**Written problem**. From the material below, list every line containing "jours".

* BEGIN Source data *

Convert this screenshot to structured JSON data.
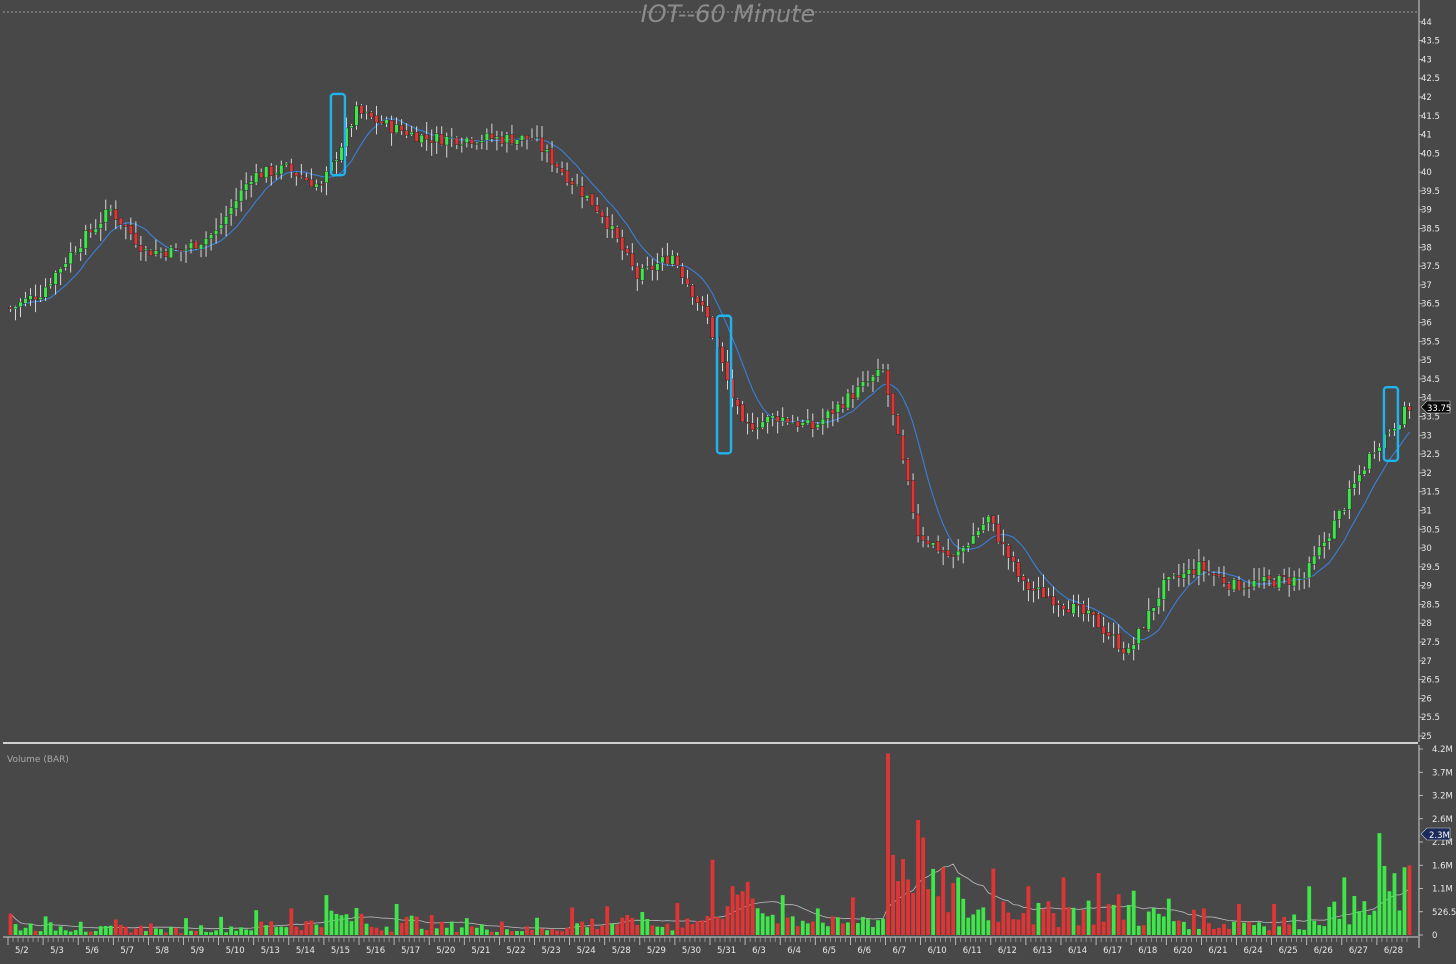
{
  "chart_data": [
    {
      "type": "candlestick",
      "title": "IOT--60 Minute",
      "timeframe": "60 Minute",
      "symbol": "IOT",
      "ylim": [
        25,
        44.5
      ],
      "ytick_labels": [
        "25",
        "25.5",
        "26",
        "26.5",
        "27",
        "27.5",
        "28",
        "28.5",
        "29",
        "29.5",
        "30",
        "30.5",
        "31",
        "31.5",
        "32",
        "32.5",
        "33",
        "33.5",
        "34",
        "34.5",
        "35",
        "35.5",
        "36",
        "36.5",
        "37",
        "37.5",
        "38",
        "38.5",
        "39",
        "39.5",
        "40",
        "40.5",
        "41",
        "41.5",
        "42",
        "42.5",
        "43",
        "43.5",
        "44"
      ],
      "last_price_label": "33.75",
      "last_price": 33.75,
      "dates": [
        "5/2",
        "5/3",
        "5/6",
        "5/7",
        "5/8",
        "5/9",
        "5/10",
        "5/13",
        "5/14",
        "5/15",
        "5/16",
        "5/17",
        "5/20",
        "5/21",
        "5/22",
        "5/23",
        "5/24",
        "5/28",
        "5/29",
        "5/30",
        "5/31",
        "6/3",
        "6/4",
        "6/5",
        "6/6",
        "6/7",
        "6/10",
        "6/11",
        "6/12",
        "6/13",
        "6/14",
        "6/17",
        "6/18",
        "6/20",
        "6/21",
        "6/24",
        "6/25",
        "6/26",
        "6/27",
        "6/28"
      ],
      "session_closes": [
        36.8,
        38.0,
        39.0,
        37.9,
        37.9,
        38.4,
        39.9,
        40.1,
        39.6,
        41.6,
        41.2,
        40.9,
        40.9,
        40.9,
        40.9,
        39.9,
        38.9,
        37.2,
        37.8,
        36.1,
        33.2,
        33.5,
        33.2,
        34.0,
        34.7,
        30.4,
        29.7,
        30.8,
        29.0,
        28.6,
        28.1,
        27.2,
        29.0,
        29.5,
        29.0,
        29.1,
        29.2,
        30.9,
        32.7,
        33.75
      ],
      "highlight_boxes": [
        {
          "date": "5/15",
          "low": 40.0,
          "high": 42.0
        },
        {
          "date": "5/31",
          "low": 32.6,
          "high": 36.1
        },
        {
          "date": "6/28",
          "low": 32.4,
          "high": 34.2
        }
      ],
      "colors": {
        "up": "#3ee64a",
        "down": "#e03535",
        "ma": "#3a7fd6",
        "highlight": "#1fb4ee",
        "background": "#484848"
      }
    },
    {
      "type": "bar",
      "title": "Volume (BAR)",
      "ytick_labels": [
        "0",
        "526.5K",
        "1.1M",
        "1.6M",
        "2.1M",
        "2.6M",
        "3.2M",
        "3.7M",
        "4.2M"
      ],
      "last_value_label": "2.3M",
      "ylim": [
        0,
        4200000
      ],
      "session_volume_peaks": [
        480000,
        420000,
        300000,
        350000,
        260000,
        380000,
        410000,
        560000,
        600000,
        900000,
        480000,
        700000,
        450000,
        380000,
        300000,
        390000,
        620000,
        650000,
        520000,
        720000,
        1700000,
        1200000,
        900000,
        600000,
        850000,
        4100000,
        2200000,
        1300000,
        1500000,
        1100000,
        1300000,
        1400000,
        1000000,
        820000,
        600000,
        700000,
        700000,
        1100000,
        1300000,
        2300000
      ]
    }
  ]
}
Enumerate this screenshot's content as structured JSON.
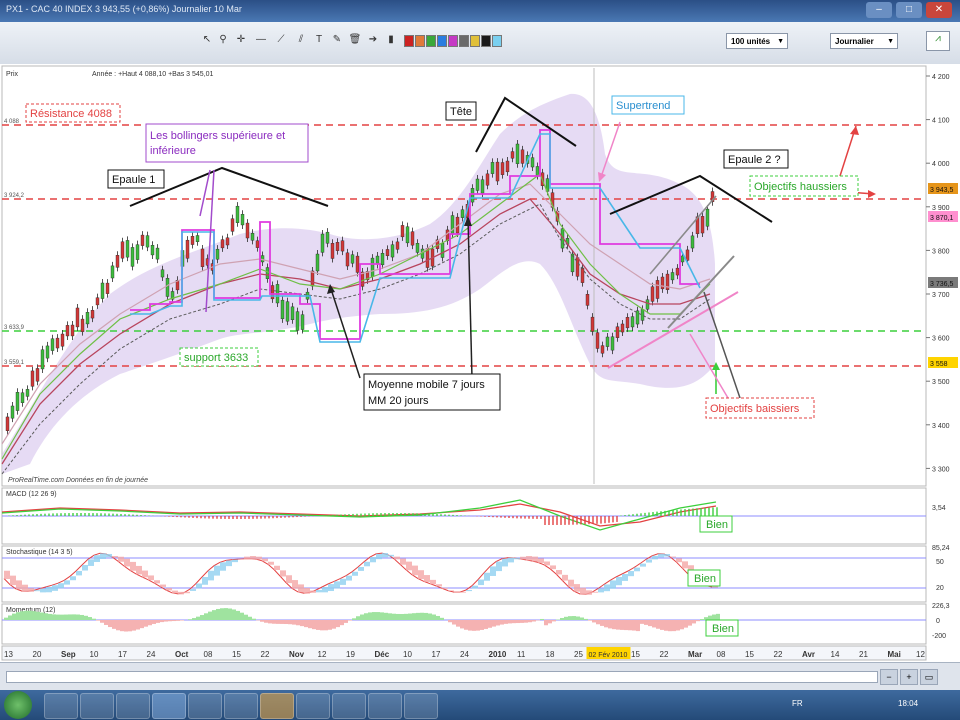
{
  "window": {
    "title": "PX1 - CAC 40 INDEX  3 943,55 (+0,86%)  Journalier 10 Mar",
    "controls": [
      "–",
      "□",
      "✕"
    ]
  },
  "toolbar": {
    "units_select": "100 unités",
    "period_select": "Journalier",
    "tools": [
      "pointer-icon",
      "zoom-icon",
      "crosshair-icon",
      "line-icon",
      "trend-icon",
      "channel-icon",
      "text-icon",
      "delete-icon",
      "arrow-icon",
      "marker-icon"
    ],
    "colors": [
      "#cc2222",
      "#e07a3a",
      "#3aa83a",
      "#2a7de0",
      "#c43ac4",
      "#6a6a6a",
      "#e0c03a",
      "#1a1a1a",
      "#7ad0f0"
    ]
  },
  "price_panel": {
    "label": "Prix",
    "info": "Année : +Haut 4 088,10 +Bas 3 545,01",
    "source": "ProRealTime.com  Données en fin de journée",
    "y_axis_ticks": [
      "4 200",
      "4 100",
      "4 000",
      "3 900",
      "3 800",
      "3 700",
      "3 600",
      "3 500",
      "3 400",
      "3 300"
    ],
    "left_levels": [
      "4 088",
      "3 924,2",
      "3 633,9",
      "3 559,1"
    ],
    "right_badges": [
      "3 943,5",
      "3 870,1",
      "3 736,5",
      "3 558"
    ],
    "badge_colors": [
      "#e6951a",
      "#ff8fcf",
      "#7a7a7a",
      "#ffd400"
    ],
    "annotations": {
      "resistance": "Résistance 4088",
      "bollinger": "Les bollingers supérieure et inférieure",
      "shoulder1": "Epaule 1",
      "head": "Tête",
      "supertrend": "Supertrend",
      "shoulder2": "Epaule 2 ?",
      "objectives_up": "Objectifs haussiers",
      "support": "support 3633",
      "ma_line1": "Moyenne mobile 7 jours",
      "ma_line2": "MM 20 jours",
      "objectives_down": "Objectifs baissiers"
    }
  },
  "macd_panel": {
    "label": "MACD (12 26 9)",
    "badge": "Bien",
    "axis": [
      "3,54"
    ]
  },
  "stoch_panel": {
    "label": "Stochastique (14 3 5)",
    "badge": "Bien",
    "axis": [
      "85,24",
      "50",
      "20"
    ]
  },
  "momentum_panel": {
    "label": "Momentum (12)",
    "badge": "Bien",
    "axis": [
      "0",
      "-200"
    ],
    "value": "226,3"
  },
  "x_axis": {
    "labels": [
      "13",
      "20",
      "Sep",
      "10",
      "17",
      "24",
      "Oct",
      "08",
      "15",
      "22",
      "Nov",
      "12",
      "19",
      "Déc",
      "10",
      "17",
      "24",
      "2010",
      "11",
      "18",
      "25",
      "02 Fév 2010",
      "15",
      "22",
      "Mar",
      "08",
      "15",
      "22",
      "Avr",
      "14",
      "21",
      "Mai",
      "12"
    ]
  },
  "taskbar": {
    "clock": "18:04",
    "lang": "FR"
  }
}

* END Source data *

**Answer**.
      "ma_line1": "Moyenne mobile 7 jours",
      "ma_line2": "MM 20 jours",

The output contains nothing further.